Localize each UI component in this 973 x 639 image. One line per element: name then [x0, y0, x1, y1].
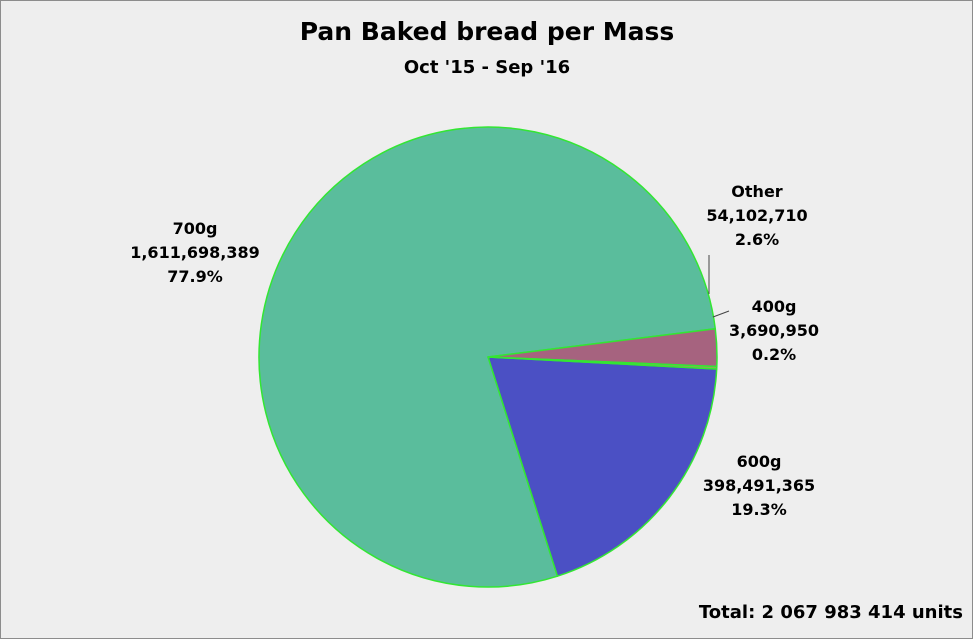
slice-percent: 77.9%: [167, 267, 223, 286]
slice-value: 3,690,950: [729, 321, 819, 340]
leader-lines: [708, 255, 730, 318]
slice-value: 54,102,710: [706, 206, 807, 225]
slice-name: 700g: [173, 219, 218, 238]
chart-subtitle: Oct '15 - Sep '16: [404, 57, 570, 78]
total-label: Total: 2 067 983 414 units: [699, 602, 963, 623]
slice-label-400g: 400g 3,690,950 0.2%: [729, 297, 819, 364]
slice-label-700g: 700g 1,611,698,389 77.9%: [130, 219, 260, 286]
pie-slice-700g: [258, 126, 717, 588]
slice-value: 1,611,698,389: [130, 243, 260, 262]
pie-slices: [258, 126, 718, 588]
chart-title: Pan Baked bread per Mass: [300, 17, 675, 46]
slice-label-other: Other 54,102,710 2.6%: [706, 182, 807, 249]
slice-name: 600g: [737, 452, 782, 471]
leader-line-400g: [712, 310, 730, 318]
slice-value: 398,491,365: [703, 476, 815, 495]
slice-percent: 19.3%: [731, 500, 787, 519]
slice-label-600g: 600g 398,491,365 19.3%: [703, 452, 815, 519]
slice-name: 400g: [752, 297, 797, 316]
slice-labels: 600g 398,491,365 19.3% 700g 1,611,698,389 77.…: [130, 182, 819, 519]
slice-percent: 2.6%: [735, 230, 779, 249]
pie-slice-600g: [487, 356, 718, 577]
slice-percent: 0.2%: [752, 345, 796, 364]
slice-name: Other: [731, 182, 782, 201]
pie-slice-400g: [487, 356, 718, 370]
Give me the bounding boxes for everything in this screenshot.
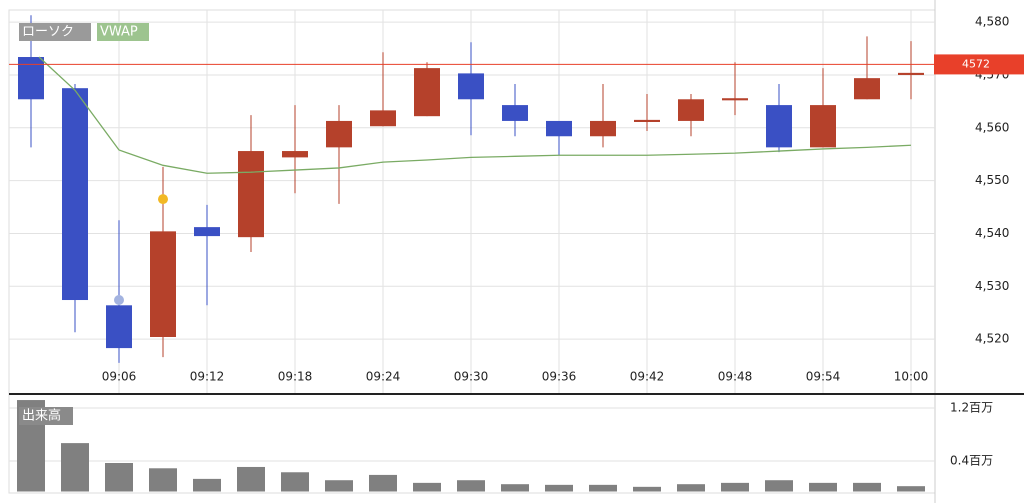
legend-box — [19, 23, 91, 41]
x-tick-label: 09:42 — [630, 370, 665, 384]
vwap-line — [38, 56, 912, 174]
candle-body — [722, 98, 748, 101]
x-tick-label: 09:30 — [454, 370, 489, 384]
volume-bar — [677, 484, 705, 492]
volume-bar — [105, 462, 133, 492]
candle-body — [150, 231, 176, 338]
x-tick-label: 09:12 — [190, 370, 225, 384]
volume-bar — [853, 482, 881, 492]
last-price-box — [934, 54, 1024, 75]
candle-body — [238, 151, 264, 238]
x-tick-label: 09:06 — [102, 370, 137, 384]
marker — [114, 295, 124, 306]
candle-body — [634, 119, 660, 122]
y-tick-label: 4,580 — [975, 15, 1009, 29]
candle-body — [326, 120, 352, 148]
y-tick-label: 4,540 — [975, 226, 1009, 240]
volume-bar — [721, 482, 749, 492]
y-tick-label: 0.4百万 — [950, 453, 993, 467]
candle-body — [810, 105, 836, 148]
candle-body — [898, 72, 924, 75]
panel-title: 出来高 — [22, 408, 61, 424]
candle-body — [414, 68, 440, 117]
candle-body — [854, 78, 880, 100]
candle-body — [766, 105, 792, 148]
candle-body — [18, 57, 44, 100]
volume-bar — [809, 482, 837, 492]
y-tick-label: 4,560 — [975, 120, 1009, 134]
volume-bar — [193, 478, 221, 492]
volume-bar — [413, 482, 441, 492]
volume-bar — [457, 480, 485, 492]
volume-bar — [369, 474, 397, 492]
y-tick-label: 4,520 — [975, 332, 1009, 346]
volume-bar — [281, 472, 309, 492]
volume-bar — [61, 443, 89, 492]
x-tick-label: 09:54 — [806, 370, 841, 384]
candle-body — [106, 305, 132, 349]
title-box — [19, 407, 73, 425]
volume-bar — [325, 480, 353, 492]
candle-body — [678, 99, 704, 121]
legend-label: ローソク — [22, 25, 74, 40]
legend-label: VWAP — [100, 25, 138, 40]
y-tick-label: 1.2百万 — [950, 400, 993, 414]
y-tick-label: 4,550 — [975, 173, 1009, 187]
volume-bar — [501, 484, 529, 492]
volume-bar — [765, 480, 793, 492]
x-tick-label: 09:18 — [278, 370, 313, 384]
volume-bar — [897, 486, 925, 492]
candle-body — [458, 73, 484, 100]
candle-body — [370, 110, 396, 127]
candle-body — [502, 105, 528, 121]
candle-body — [62, 88, 88, 301]
candle-body — [590, 120, 616, 137]
x-tick-label: 09:36 — [542, 370, 577, 384]
last-price-label: 4572 — [962, 57, 990, 70]
candle-body — [282, 151, 308, 158]
volume-bar — [545, 484, 573, 492]
marker — [158, 194, 168, 205]
legend-box — [97, 23, 149, 41]
x-tick-label: 09:48 — [718, 370, 753, 384]
volume-bar — [633, 486, 661, 492]
x-tick-label: 09:24 — [366, 370, 401, 384]
volume-bar — [589, 484, 617, 492]
x-tick-label: 10:00 — [894, 370, 929, 384]
candle-body — [546, 120, 572, 137]
candle-body — [194, 227, 220, 237]
volume-bar — [149, 468, 177, 492]
volume-bar — [237, 466, 265, 492]
y-tick-label: 4,530 — [975, 279, 1009, 293]
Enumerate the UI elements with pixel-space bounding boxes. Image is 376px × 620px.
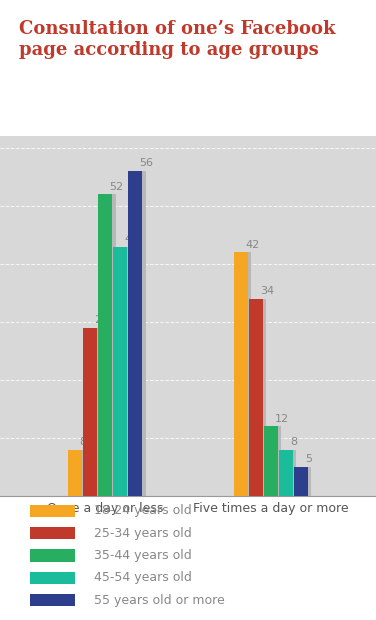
Bar bbox=[291, 450, 296, 496]
FancyBboxPatch shape bbox=[30, 572, 75, 584]
Text: 8: 8 bbox=[80, 436, 87, 446]
Text: 56: 56 bbox=[139, 158, 153, 168]
Bar bbox=[276, 427, 281, 496]
FancyBboxPatch shape bbox=[30, 505, 75, 517]
Text: 43: 43 bbox=[124, 234, 139, 244]
Bar bbox=[279, 450, 293, 496]
Text: 55 years old or more: 55 years old or more bbox=[94, 594, 225, 606]
Bar bbox=[306, 467, 311, 496]
Text: 18-24 years old: 18-24 years old bbox=[94, 505, 192, 517]
Bar bbox=[126, 247, 130, 496]
Bar bbox=[249, 299, 263, 496]
FancyBboxPatch shape bbox=[30, 549, 75, 562]
Text: Consultation of one’s Facebook
page according to age groups: Consultation of one’s Facebook page acco… bbox=[19, 20, 335, 60]
Bar bbox=[83, 328, 97, 496]
Text: 52: 52 bbox=[109, 182, 124, 192]
Bar bbox=[246, 252, 251, 496]
FancyBboxPatch shape bbox=[30, 594, 75, 606]
Text: 45-54 years old: 45-54 years old bbox=[94, 572, 192, 584]
Bar bbox=[261, 299, 266, 496]
FancyBboxPatch shape bbox=[30, 527, 75, 539]
Bar bbox=[128, 171, 143, 496]
Bar bbox=[111, 195, 116, 496]
Text: 34: 34 bbox=[260, 286, 274, 296]
Bar bbox=[96, 328, 101, 496]
Text: 8: 8 bbox=[290, 436, 297, 446]
Text: 12: 12 bbox=[275, 414, 289, 423]
Text: 29: 29 bbox=[95, 315, 109, 325]
Text: 5: 5 bbox=[305, 454, 312, 464]
Text: 25-34 years old: 25-34 years old bbox=[94, 527, 192, 539]
Bar bbox=[113, 247, 127, 496]
Bar bbox=[294, 467, 308, 496]
Bar bbox=[98, 195, 112, 496]
Bar bbox=[264, 427, 278, 496]
Bar bbox=[68, 450, 82, 496]
Text: 42: 42 bbox=[245, 239, 259, 249]
Text: 35-44 years old: 35-44 years old bbox=[94, 549, 192, 562]
Bar bbox=[233, 252, 248, 496]
Bar bbox=[141, 171, 146, 496]
Bar bbox=[80, 450, 86, 496]
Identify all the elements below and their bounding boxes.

▬▬▬

AIM OF THE TASK
Output every line of all the rows above as a JSON list of strings, one string per line, omitting blank lines. Leave the pictures out.

FULL SOLUTION
[
  "Localize each UI component in this 973 x 639 image. One line per element: name then [x0, y0, x1, y1].",
  "slice-percent: 77.9%: [167, 267, 223, 286]",
  "slice-value: 3,690,950: [729, 321, 819, 340]",
  "leader-lines: [708, 255, 730, 318]",
  "slice-value: 54,102,710: [706, 206, 807, 225]",
  "slice-name: 700g: [173, 219, 218, 238]",
  "chart-subtitle: Oct '15 - Sep '16: [404, 57, 570, 78]",
  "total-label: Total: 2 067 983 414 units: [699, 602, 963, 623]",
  "slice-label-400g: 400g 3,690,950 0.2%: [729, 297, 819, 364]",
  "slice-label-700g: 700g 1,611,698,389 77.9%: [130, 219, 260, 286]",
  "pie-slice-700g: [258, 126, 717, 588]",
  "slice-value: 1,611,698,389: [130, 243, 260, 262]",
  "pie-slices: [258, 126, 718, 588]",
  "chart-title: Pan Baked bread per Mass: [300, 17, 675, 46]",
  "slice-label-other: Other 54,102,710 2.6%: [706, 182, 807, 249]",
  "slice-name: 600g: [737, 452, 782, 471]",
  "leader-line-400g: [712, 310, 730, 318]",
  "slice-value: 398,491,365: [703, 476, 815, 495]",
  "slice-percent: 19.3%: [731, 500, 787, 519]",
  "slice-label-600g: 600g 398,491,365 19.3%: [703, 452, 815, 519]",
  "slice-name: 400g: [752, 297, 797, 316]",
  "slice-labels: 600g 398,491,365 19.3% 700g 1,611,698,389 77.…: [130, 182, 819, 519]",
  "slice-percent: 2.6%: [735, 230, 779, 249]",
  "pie-slice-600g: [487, 356, 718, 577]",
  "slice-percent: 0.2%: [752, 345, 796, 364]",
  "slice-name: Other: [731, 182, 782, 201]",
  "pie-slice-400g: [487, 356, 718, 370]",
  "Give me the bounding boxes for everything in this screenshot.",
  "legend-box — [19, 23, 91, 41]",
  "x-tick-label: 09:42 — [630, 370, 665, 384]",
  "vwap-line — [38, 56, 912, 174]",
  "candle-body — [722, 98, 748, 101]",
  "x-tick-label: 09:30 — [454, 370, 489, 384]",
  "volume-bar — [677, 484, 705, 492]",
  "volume-bar — [105, 462, 133, 492]",
  "candle-body — [150, 231, 176, 338]",
  "x-tick-label: 09:12 — [190, 370, 225, 384]",
  "volume-bar — [853, 482, 881, 492]",
  "last-price-box — [934, 54, 1024, 75]",
  "candle-body — [238, 151, 264, 238]",
  "x-tick-label: 09:06 — [102, 370, 137, 384]",
  "marker — [114, 295, 124, 306]",
  "candle-body — [634, 119, 660, 122]",
  "y-tick-label: 4,580 — [975, 15, 1009, 29]",
  "candle-body — [326, 120, 352, 148]",
  "y-tick-label: 4,540 — [975, 226, 1009, 240]",
  "volume-bar — [721, 482, 749, 492]",
  "y-tick-label: 0.4百万 — [950, 453, 993, 467]",
  "candle-body — [810, 105, 836, 148]",
  "candle-body — [898, 72, 924, 75]",
  "panel-title: 出来高 — [22, 408, 61, 424]",
  "candle-body — [414, 68, 440, 117]",
  "candle-body — [854, 78, 880, 100]",
  "candle-body — [766, 105, 792, 148]",
  "candle-body — [18, 57, 44, 100]",
  "volume-bar — [809, 482, 837, 492]",
  "y-tick-label: 4,560 — [975, 120, 1009, 134]",
  "volume-bar — [193, 478, 221, 492]",
  "volume-bar — [413, 482, 441, 492]",
  "volume-bar — [457, 480, 485, 492]",
  "volume-bar — [369, 474, 397, 492]",
  "y-tick-label: 4,520 — [975, 332, 1009, 346]",
  "volume-bar — [281, 472, 309, 492]",
  "volume-bar — [61, 443, 89, 492]",
  "x-tick-label: 09:54 — [806, 370, 841, 384]",
  "candle-body — [106, 305, 132, 349]",
  "title-box — [19, 407, 73, 425]",
  "volume-bar — [325, 480, 353, 492]",
  "candle-body — [678, 99, 704, 121]",
  "legend-label: ローソク — [22, 25, 74, 40]",
  "legend-label: VWAP — [100, 25, 138, 40]",
  "y-tick-label: 1.2百万 — [950, 400, 993, 414]",
  "y-tick-label: 4,550 — [975, 173, 1009, 187]",
  "volume-bar — [501, 484, 529, 492]",
  "volume-bar — [765, 480, 793, 492]",
  "x-tick-label: 09:18 — [278, 370, 313, 384]",
  "volume-bar — [897, 486, 925, 492]",
  "candle-body — [458, 73, 484, 100]",
  "candle-body — [370, 110, 396, 127]",
  "candle-body — [502, 105, 528, 121]",
  "candle-body — [62, 88, 88, 301]",
  "candle-body — [590, 120, 616, 137]",
  "x-tick-label: 09:36 — [542, 370, 577, 384]",
  "last-price-label: 4572 — [962, 57, 990, 70]",
  "candle-body — [282, 151, 308, 158]",
  "volume-bar — [545, 484, 573, 492]",
  "marker — [158, 194, 168, 205]",
  "legend-box — [97, 23, 149, 41]",
  "x-tick-label: 09:48 — [718, 370, 753, 384]",
  "volume-bar — [633, 486, 661, 492]",
  "x-tick-label: 09:24 — [366, 370, 401, 384]",
  "volume-bar — [589, 484, 617, 492]",
  "x-tick-label: 10:00 — [894, 370, 929, 384]",
  "candle-body — [546, 120, 572, 137]",
  "candle-body — [194, 227, 220, 237]",
  "volume-bar — [149, 468, 177, 492]",
  "volume-bar — [237, 466, 265, 492]",
  "y-tick-label: 4,530 — [975, 279, 1009, 293]",
  "Enumerate the UI elements with pixel-space bounding boxes. Image is 376px × 620px.",
  "Bar bbox=[291, 450, 296, 496]",
  "FancyBboxPatch shape bbox=[30, 572, 75, 584]",
  "Text: 8: 8 bbox=[80, 436, 87, 446]",
  "Text: 56: 56 bbox=[139, 158, 153, 168]",
  "Bar bbox=[276, 427, 281, 496]",
  "FancyBboxPatch shape bbox=[30, 505, 75, 517]",
  "Text: 43: 43 bbox=[124, 234, 139, 244]",
  "Bar bbox=[279, 450, 293, 496]",
  "Text: 55 years old or more: 55 years old or more bbox=[94, 594, 225, 606]",
  "Bar bbox=[306, 467, 311, 496]",
  "Text: 18-24 years old: 18-24 years old bbox=[94, 505, 192, 517]",
  "Bar bbox=[126, 247, 130, 496]",
  "Bar bbox=[249, 299, 263, 496]",
  "FancyBboxPatch shape bbox=[30, 549, 75, 562]",
  "Text: Consultation of one’s Facebook",
  "page according to age groups: Consultation of one’s Facebook page acco… bbox=[19, 20, 335, 60]",
  "Bar bbox=[83, 328, 97, 496]",
  "Text: 52: 52 bbox=[109, 182, 124, 192]",
  "Bar bbox=[246, 252, 251, 496]",
  "FancyBboxPatch shape bbox=[30, 594, 75, 606]",
  "Text: 45-54 years old: 45-54 years old bbox=[94, 572, 192, 584]",
  "Bar bbox=[261, 299, 266, 496]",
  "FancyBboxPatch shape bbox=[30, 527, 75, 539]",
  "Bar bbox=[128, 171, 143, 496]",
  "Bar bbox=[111, 195, 116, 496]",
  "Text: 34: 34 bbox=[260, 286, 274, 296]",
  "Bar bbox=[96, 328, 101, 496]",
  "Text: 8: 8 bbox=[290, 436, 297, 446]",
  "Text: 12: 12 bbox=[275, 414, 289, 423]",
  "Text: 29: 29 bbox=[95, 315, 109, 325]",
  "Text: 5: 5 bbox=[305, 454, 312, 464]",
  "Text: 25-34 years old: 25-34 years old bbox=[94, 527, 192, 539]",
  "Bar bbox=[113, 247, 127, 496]",
  "Bar bbox=[294, 467, 308, 496]",
  "Bar bbox=[98, 195, 112, 496]",
  "Bar bbox=[264, 427, 278, 496]",
  "Bar bbox=[68, 450, 82, 496]",
  "Text: 42: 42 bbox=[245, 239, 259, 249]",
  "Text: 35-44 years old: 35-44 years old bbox=[94, 549, 192, 562]",
  "Bar bbox=[233, 252, 248, 496]",
  "Bar bbox=[141, 171, 146, 496]",
  "Bar bbox=[80, 450, 86, 496]",
  "Identify all the elements below and their bounding boxes."
]